Would you transcribe the listing that follows, character for character, and omit its images?

─── Data rows

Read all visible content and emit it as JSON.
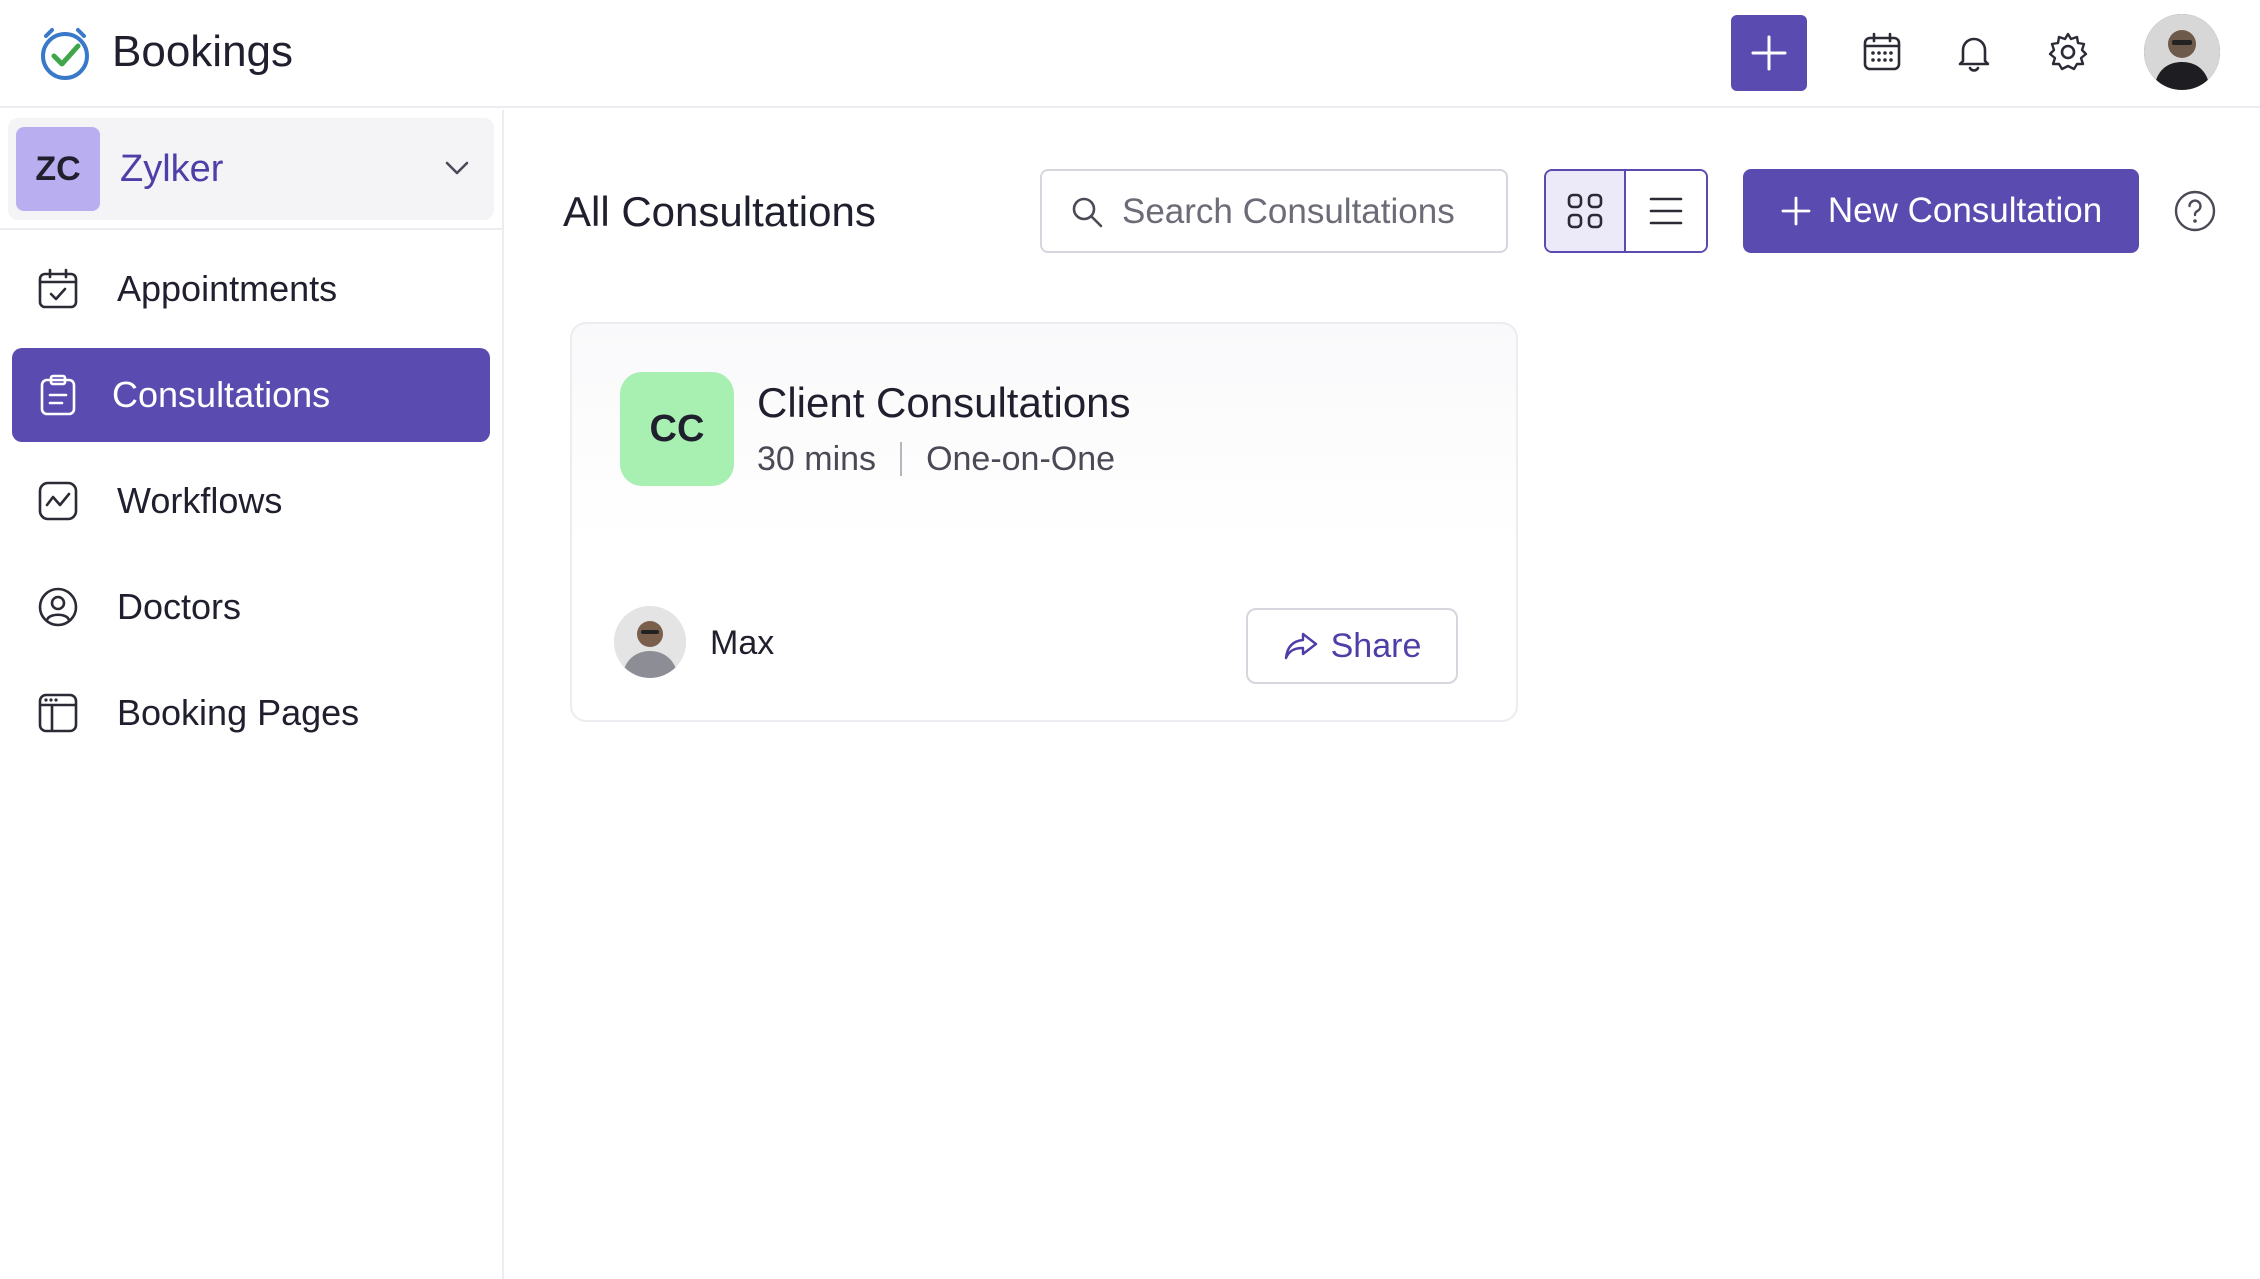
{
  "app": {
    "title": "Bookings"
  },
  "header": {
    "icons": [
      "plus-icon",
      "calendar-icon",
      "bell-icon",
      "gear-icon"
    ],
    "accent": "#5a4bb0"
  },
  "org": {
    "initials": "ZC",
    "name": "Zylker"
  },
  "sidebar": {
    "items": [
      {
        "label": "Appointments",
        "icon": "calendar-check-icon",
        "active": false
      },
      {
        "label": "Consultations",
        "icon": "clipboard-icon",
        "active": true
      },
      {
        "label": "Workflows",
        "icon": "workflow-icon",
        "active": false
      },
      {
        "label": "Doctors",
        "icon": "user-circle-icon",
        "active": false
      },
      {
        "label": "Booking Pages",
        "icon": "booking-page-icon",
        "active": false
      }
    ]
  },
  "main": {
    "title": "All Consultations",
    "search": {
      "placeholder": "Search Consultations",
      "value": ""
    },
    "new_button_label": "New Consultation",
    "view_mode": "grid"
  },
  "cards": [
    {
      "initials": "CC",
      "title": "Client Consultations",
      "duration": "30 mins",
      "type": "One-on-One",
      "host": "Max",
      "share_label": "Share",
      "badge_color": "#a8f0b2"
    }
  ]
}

──────

*Worked solution*.
Read all visible content and emit it as JSON.
{
  "app": {
    "title": "Bookings"
  },
  "header": {
    "icons": [
      "plus-icon",
      "calendar-icon",
      "bell-icon",
      "gear-icon"
    ],
    "accent": "#5a4bb0"
  },
  "org": {
    "initials": "ZC",
    "name": "Zylker"
  },
  "sidebar": {
    "items": [
      {
        "label": "Appointments",
        "icon": "calendar-check-icon",
        "active": false
      },
      {
        "label": "Consultations",
        "icon": "clipboard-icon",
        "active": true
      },
      {
        "label": "Workflows",
        "icon": "workflow-icon",
        "active": false
      },
      {
        "label": "Doctors",
        "icon": "user-circle-icon",
        "active": false
      },
      {
        "label": "Booking Pages",
        "icon": "booking-page-icon",
        "active": false
      }
    ]
  },
  "main": {
    "title": "All Consultations",
    "search": {
      "placeholder": "Search Consultations",
      "value": ""
    },
    "new_button_label": "New Consultation",
    "view_mode": "grid"
  },
  "cards": [
    {
      "initials": "CC",
      "title": "Client Consultations",
      "duration": "30 mins",
      "type": "One-on-One",
      "host": "Max",
      "share_label": "Share",
      "badge_color": "#a8f0b2"
    }
  ]
}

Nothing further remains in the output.